STATED EXERCISE: Exclude the pictures and reproduce the remaining data exactly as written.

GIVEN RECORDS:
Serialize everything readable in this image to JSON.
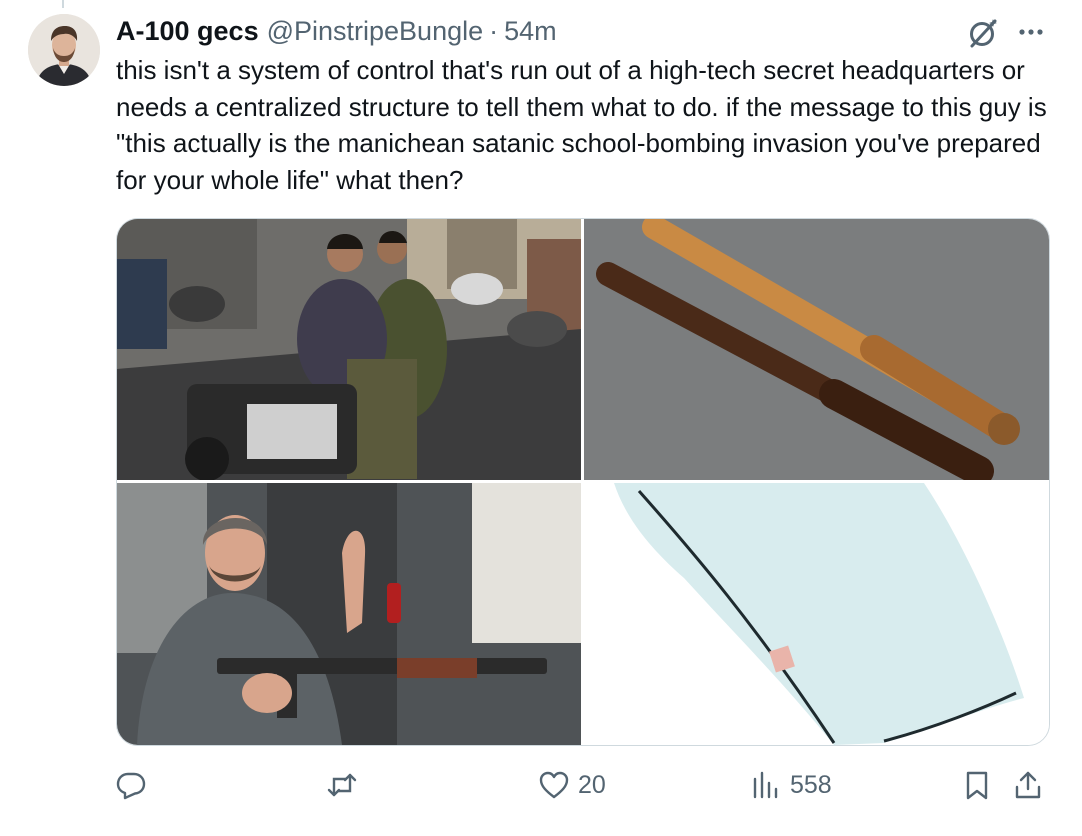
{
  "tweet": {
    "author": {
      "display_name": "A-100 gecs",
      "handle": "@PinstripeBungle",
      "separator": "·",
      "time": "54m",
      "avatar_icon": "avatar-portrait"
    },
    "text": "this isn't a system of control that's run out of a high-tech secret headquarters or needs a centralized structure to tell them what to do. if the message to this guy is \"this actually is the manichean satanic school-bombing invasion you've prepared for your whole life\" what then?",
    "media": [
      {
        "icon": "photo-motorcycle-riders"
      },
      {
        "icon": "photo-wooden-batons"
      },
      {
        "icon": "photo-man-with-rifle"
      },
      {
        "icon": "photo-pillow"
      }
    ],
    "header_icons": [
      "grok-icon",
      "more-icon"
    ],
    "actions": {
      "reply": {
        "icon": "reply-icon",
        "count": ""
      },
      "retweet": {
        "icon": "retweet-icon",
        "count": ""
      },
      "like": {
        "icon": "heart-icon",
        "count": "20"
      },
      "views": {
        "icon": "views-icon",
        "count": "558"
      },
      "bookmark": {
        "icon": "bookmark-icon"
      },
      "share": {
        "icon": "share-icon"
      }
    }
  },
  "colors": {
    "text_primary": "#0f1419",
    "text_secondary": "#536471",
    "border": "#cfd9de",
    "background": "#ffffff"
  }
}
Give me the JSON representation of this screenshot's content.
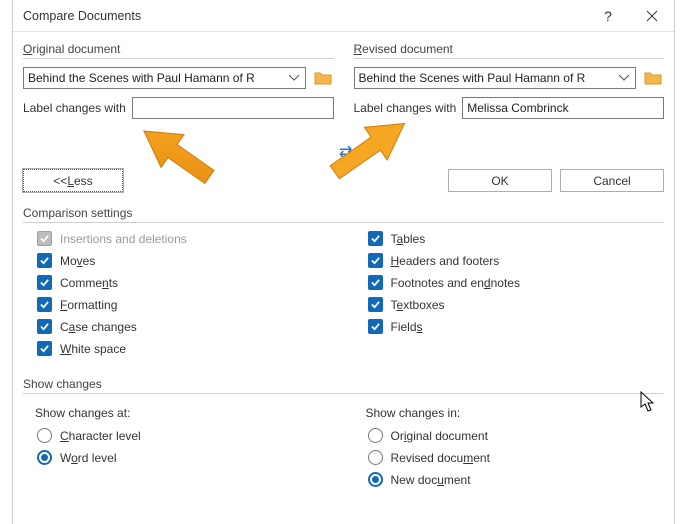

WORKED SOLUTION:
Serialize everything readable in this image to JSON.
{
  "tweet": {
    "author": {
      "display_name": "A-100 gecs",
      "handle": "@PinstripeBungle",
      "separator": "·",
      "time": "54m",
      "avatar_icon": "avatar-portrait"
    },
    "text": "this isn't a system of control that's run out of a high-tech secret headquarters or needs a centralized structure to tell them what to do. if the message to this guy is \"this actually is the manichean satanic school-bombing invasion you've prepared for your whole life\" what then?",
    "media": [
      {
        "icon": "photo-motorcycle-riders"
      },
      {
        "icon": "photo-wooden-batons"
      },
      {
        "icon": "photo-man-with-rifle"
      },
      {
        "icon": "photo-pillow"
      }
    ],
    "header_icons": [
      "grok-icon",
      "more-icon"
    ],
    "actions": {
      "reply": {
        "icon": "reply-icon",
        "count": ""
      },
      "retweet": {
        "icon": "retweet-icon",
        "count": ""
      },
      "like": {
        "icon": "heart-icon",
        "count": "20"
      },
      "views": {
        "icon": "views-icon",
        "count": "558"
      },
      "bookmark": {
        "icon": "bookmark-icon"
      },
      "share": {
        "icon": "share-icon"
      }
    }
  },
  "colors": {
    "text_primary": "#0f1419",
    "text_secondary": "#536471",
    "border": "#cfd9de",
    "background": "#ffffff"
  }
}
Give me the JSON representation of this screenshot's content.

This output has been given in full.